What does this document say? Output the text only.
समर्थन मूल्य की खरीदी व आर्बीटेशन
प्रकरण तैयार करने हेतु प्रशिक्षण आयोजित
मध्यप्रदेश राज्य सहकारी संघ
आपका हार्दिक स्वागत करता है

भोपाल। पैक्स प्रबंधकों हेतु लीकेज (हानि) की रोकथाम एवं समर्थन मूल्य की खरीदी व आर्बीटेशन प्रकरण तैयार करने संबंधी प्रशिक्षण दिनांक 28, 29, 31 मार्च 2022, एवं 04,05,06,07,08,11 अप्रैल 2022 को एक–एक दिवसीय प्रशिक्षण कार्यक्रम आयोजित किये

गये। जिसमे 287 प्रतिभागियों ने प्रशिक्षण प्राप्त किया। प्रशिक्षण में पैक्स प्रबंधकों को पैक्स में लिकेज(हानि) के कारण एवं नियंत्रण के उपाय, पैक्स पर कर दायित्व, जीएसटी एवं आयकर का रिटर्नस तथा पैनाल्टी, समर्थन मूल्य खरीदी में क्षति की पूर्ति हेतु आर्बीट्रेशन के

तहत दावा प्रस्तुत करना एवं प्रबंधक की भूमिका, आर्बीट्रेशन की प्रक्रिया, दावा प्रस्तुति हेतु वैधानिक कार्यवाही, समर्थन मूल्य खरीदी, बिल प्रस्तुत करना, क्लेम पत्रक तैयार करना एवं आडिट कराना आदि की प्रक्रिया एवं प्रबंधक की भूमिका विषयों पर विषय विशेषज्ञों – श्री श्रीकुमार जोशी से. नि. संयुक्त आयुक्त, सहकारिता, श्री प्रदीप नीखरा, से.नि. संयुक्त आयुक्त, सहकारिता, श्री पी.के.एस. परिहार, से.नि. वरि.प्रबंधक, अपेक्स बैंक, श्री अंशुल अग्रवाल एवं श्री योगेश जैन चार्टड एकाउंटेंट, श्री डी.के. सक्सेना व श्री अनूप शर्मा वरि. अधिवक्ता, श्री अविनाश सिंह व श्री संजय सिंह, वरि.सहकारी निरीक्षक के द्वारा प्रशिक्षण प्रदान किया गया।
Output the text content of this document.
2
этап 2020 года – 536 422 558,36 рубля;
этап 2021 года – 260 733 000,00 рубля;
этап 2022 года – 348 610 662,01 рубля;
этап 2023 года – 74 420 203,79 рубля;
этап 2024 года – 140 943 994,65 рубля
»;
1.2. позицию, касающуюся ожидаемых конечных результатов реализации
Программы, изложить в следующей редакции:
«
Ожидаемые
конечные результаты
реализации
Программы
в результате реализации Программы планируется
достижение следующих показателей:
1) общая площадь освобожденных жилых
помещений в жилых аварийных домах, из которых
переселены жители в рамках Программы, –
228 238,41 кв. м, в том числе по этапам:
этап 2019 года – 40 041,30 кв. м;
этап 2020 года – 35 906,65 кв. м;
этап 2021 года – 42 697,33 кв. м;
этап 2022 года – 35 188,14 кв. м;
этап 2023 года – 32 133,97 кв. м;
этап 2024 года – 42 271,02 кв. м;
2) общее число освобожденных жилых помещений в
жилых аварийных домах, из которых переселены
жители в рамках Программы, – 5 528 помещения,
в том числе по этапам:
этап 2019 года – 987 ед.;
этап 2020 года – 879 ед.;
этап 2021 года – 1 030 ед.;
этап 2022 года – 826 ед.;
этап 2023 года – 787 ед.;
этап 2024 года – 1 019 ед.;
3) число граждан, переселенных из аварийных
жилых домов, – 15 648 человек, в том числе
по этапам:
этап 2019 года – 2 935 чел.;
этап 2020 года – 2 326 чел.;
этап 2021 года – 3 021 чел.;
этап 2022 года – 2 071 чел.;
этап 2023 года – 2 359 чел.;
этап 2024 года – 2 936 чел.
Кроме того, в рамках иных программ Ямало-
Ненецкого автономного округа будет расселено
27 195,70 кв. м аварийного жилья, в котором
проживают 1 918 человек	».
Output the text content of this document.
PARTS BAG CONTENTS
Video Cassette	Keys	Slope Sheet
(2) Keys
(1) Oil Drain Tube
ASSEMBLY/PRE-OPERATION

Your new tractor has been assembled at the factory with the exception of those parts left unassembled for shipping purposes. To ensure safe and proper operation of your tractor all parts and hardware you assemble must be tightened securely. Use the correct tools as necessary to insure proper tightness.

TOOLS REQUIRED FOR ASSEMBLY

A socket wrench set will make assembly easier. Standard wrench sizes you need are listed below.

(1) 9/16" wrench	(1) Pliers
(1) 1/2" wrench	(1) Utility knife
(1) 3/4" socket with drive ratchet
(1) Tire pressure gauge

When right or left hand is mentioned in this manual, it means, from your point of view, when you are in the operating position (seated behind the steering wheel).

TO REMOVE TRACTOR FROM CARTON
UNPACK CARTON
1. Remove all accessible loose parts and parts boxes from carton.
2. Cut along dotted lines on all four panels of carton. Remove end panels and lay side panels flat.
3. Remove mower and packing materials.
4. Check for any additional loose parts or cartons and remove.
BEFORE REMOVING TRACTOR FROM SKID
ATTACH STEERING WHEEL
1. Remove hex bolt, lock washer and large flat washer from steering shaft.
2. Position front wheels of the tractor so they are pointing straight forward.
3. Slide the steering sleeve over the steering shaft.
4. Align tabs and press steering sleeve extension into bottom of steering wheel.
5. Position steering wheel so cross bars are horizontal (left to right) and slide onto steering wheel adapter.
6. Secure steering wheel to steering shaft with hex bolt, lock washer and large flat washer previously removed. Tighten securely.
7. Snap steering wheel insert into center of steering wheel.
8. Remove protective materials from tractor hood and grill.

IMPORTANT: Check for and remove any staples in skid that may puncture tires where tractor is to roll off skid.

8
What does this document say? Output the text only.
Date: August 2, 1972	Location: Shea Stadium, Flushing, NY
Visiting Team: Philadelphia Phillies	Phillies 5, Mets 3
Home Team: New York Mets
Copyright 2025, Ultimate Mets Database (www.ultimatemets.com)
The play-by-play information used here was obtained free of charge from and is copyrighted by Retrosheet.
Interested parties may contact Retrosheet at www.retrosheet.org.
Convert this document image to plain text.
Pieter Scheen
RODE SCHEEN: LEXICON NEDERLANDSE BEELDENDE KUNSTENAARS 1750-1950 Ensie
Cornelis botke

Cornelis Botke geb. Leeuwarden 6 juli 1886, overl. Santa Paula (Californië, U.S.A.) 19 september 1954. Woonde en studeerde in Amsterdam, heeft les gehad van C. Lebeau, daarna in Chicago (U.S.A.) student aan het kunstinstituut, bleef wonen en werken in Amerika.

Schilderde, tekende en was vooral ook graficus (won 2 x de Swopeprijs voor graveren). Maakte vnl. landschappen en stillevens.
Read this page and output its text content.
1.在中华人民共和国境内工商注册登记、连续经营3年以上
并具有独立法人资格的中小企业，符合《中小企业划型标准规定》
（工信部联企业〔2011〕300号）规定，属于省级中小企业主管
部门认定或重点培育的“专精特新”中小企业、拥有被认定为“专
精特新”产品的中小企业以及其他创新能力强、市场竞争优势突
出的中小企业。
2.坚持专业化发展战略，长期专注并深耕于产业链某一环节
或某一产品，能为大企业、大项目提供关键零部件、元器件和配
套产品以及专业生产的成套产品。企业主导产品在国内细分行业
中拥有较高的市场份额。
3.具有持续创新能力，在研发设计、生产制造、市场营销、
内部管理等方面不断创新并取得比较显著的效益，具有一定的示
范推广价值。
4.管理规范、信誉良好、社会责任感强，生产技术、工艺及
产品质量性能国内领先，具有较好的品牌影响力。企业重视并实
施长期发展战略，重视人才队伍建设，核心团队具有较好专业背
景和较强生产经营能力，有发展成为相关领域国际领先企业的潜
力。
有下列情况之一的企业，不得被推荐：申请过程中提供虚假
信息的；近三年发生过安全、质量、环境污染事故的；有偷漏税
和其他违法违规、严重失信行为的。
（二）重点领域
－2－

* **Problem**
Examine the records and pull out every line where the string "रकरण" occurs.

* **In response**
प्रकरण तैयार करने हेतु प्रशिक्षण आयोजित
भोपाल। पैक्स प्रबंधकों हेतु लीकेज (हानि) की रोकथाम एवं समर्थन मूल्य की खरीदी व आर्बीटेशन प्रकरण तैयार करने संबंधी प्रशिक्षण दिनांक 28, 29, 31 मार्च 2022, एवं 04,05,06,07,08,11 अप्रैल 2022 को एक–एक दिवसीय प्रशिक्षण कार्यक्रम आयोजित किये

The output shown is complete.